§ **WHAT THE TASK REQUIRES**: Give the number of lines containing the word "JSON", and nothing else.
──────── ENTRIES PROVIDED ────────
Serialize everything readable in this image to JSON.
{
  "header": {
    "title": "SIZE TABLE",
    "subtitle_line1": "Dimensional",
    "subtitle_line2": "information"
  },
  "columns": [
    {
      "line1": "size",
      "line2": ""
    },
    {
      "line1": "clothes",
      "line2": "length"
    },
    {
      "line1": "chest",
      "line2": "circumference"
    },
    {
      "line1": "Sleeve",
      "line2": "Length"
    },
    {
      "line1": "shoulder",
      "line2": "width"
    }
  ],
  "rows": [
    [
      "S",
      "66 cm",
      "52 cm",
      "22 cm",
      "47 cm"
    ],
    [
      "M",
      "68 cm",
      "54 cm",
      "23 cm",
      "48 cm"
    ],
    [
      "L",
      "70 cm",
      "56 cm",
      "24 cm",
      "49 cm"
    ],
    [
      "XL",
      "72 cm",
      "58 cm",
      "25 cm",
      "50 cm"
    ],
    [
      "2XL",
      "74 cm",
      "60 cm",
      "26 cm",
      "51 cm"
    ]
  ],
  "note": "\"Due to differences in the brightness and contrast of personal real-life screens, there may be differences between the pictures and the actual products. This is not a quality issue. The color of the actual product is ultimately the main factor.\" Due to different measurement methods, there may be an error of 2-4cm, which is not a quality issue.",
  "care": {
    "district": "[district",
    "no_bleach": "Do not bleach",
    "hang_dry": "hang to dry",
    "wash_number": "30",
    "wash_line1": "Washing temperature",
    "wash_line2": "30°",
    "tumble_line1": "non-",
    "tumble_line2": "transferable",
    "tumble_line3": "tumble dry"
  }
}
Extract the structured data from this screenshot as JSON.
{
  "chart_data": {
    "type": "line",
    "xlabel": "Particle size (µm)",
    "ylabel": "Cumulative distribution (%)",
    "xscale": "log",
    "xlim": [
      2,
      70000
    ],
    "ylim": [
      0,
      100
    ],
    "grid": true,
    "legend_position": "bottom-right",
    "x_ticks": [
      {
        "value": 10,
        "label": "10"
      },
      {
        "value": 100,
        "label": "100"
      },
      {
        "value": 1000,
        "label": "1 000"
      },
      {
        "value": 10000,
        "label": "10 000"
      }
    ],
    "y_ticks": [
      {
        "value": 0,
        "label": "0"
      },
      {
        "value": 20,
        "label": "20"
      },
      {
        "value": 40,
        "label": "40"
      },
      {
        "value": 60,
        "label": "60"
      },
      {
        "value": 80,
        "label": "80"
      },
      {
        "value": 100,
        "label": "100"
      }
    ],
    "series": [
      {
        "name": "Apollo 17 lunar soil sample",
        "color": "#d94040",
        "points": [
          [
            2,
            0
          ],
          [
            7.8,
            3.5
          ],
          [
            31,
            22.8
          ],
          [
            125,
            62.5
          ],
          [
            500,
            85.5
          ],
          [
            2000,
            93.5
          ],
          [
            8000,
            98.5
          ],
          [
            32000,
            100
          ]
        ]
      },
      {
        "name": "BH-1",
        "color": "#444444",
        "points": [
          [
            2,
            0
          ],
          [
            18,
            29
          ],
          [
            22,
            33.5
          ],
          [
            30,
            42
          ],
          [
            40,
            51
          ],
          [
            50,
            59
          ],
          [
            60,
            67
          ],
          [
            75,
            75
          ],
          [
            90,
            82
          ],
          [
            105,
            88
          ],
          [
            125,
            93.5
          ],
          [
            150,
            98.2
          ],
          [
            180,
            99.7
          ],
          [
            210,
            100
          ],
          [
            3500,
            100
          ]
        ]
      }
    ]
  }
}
────────
§ **CORRECT ANSWER**: 2